** Start Entries shown **
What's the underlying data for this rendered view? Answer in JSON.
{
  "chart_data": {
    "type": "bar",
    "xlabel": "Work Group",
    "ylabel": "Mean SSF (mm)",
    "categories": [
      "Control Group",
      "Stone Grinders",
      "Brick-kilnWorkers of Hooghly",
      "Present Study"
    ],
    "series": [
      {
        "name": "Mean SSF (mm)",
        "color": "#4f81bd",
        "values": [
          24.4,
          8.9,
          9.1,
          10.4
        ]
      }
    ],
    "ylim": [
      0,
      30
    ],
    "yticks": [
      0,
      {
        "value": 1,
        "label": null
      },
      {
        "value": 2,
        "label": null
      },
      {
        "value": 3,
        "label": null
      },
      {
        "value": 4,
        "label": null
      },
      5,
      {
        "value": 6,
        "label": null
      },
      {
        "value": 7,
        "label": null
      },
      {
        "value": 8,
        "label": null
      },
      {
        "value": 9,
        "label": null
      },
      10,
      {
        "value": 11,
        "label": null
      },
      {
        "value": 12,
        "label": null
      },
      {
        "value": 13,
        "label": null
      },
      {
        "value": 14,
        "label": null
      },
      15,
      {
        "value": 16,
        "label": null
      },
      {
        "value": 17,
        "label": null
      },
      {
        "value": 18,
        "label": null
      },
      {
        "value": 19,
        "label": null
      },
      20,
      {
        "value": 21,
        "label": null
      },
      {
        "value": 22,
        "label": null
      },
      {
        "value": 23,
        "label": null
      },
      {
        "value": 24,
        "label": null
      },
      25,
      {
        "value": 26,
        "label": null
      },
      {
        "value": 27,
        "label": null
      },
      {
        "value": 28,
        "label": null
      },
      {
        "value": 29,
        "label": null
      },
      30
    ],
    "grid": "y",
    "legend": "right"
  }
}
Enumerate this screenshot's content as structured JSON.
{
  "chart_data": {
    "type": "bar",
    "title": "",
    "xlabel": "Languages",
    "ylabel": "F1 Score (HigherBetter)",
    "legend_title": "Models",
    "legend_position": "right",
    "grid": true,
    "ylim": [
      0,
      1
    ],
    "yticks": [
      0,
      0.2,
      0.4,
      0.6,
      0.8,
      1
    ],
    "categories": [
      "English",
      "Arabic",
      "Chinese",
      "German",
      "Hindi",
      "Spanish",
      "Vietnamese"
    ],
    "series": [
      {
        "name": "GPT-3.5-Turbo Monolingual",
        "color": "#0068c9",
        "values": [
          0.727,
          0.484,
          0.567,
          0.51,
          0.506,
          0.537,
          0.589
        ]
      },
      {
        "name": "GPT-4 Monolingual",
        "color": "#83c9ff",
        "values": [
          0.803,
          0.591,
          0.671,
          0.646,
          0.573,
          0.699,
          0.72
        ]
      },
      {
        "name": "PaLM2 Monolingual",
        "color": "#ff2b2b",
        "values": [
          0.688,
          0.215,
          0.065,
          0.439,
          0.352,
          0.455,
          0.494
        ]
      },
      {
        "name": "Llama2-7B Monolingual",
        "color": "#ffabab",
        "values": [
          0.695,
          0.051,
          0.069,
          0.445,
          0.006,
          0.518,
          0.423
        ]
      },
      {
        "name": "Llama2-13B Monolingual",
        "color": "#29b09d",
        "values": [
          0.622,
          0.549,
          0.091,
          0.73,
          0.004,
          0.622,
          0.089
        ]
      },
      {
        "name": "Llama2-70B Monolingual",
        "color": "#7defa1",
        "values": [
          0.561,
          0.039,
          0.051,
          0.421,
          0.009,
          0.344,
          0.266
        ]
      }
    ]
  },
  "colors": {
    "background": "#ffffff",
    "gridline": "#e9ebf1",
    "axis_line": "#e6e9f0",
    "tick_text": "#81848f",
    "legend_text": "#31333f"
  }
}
** End Entries shown **
● Set task: Check each line of the entries for the string "right". Copy the lines that have it.

● In response:
    "legend": "right"
    "legend_position": "right",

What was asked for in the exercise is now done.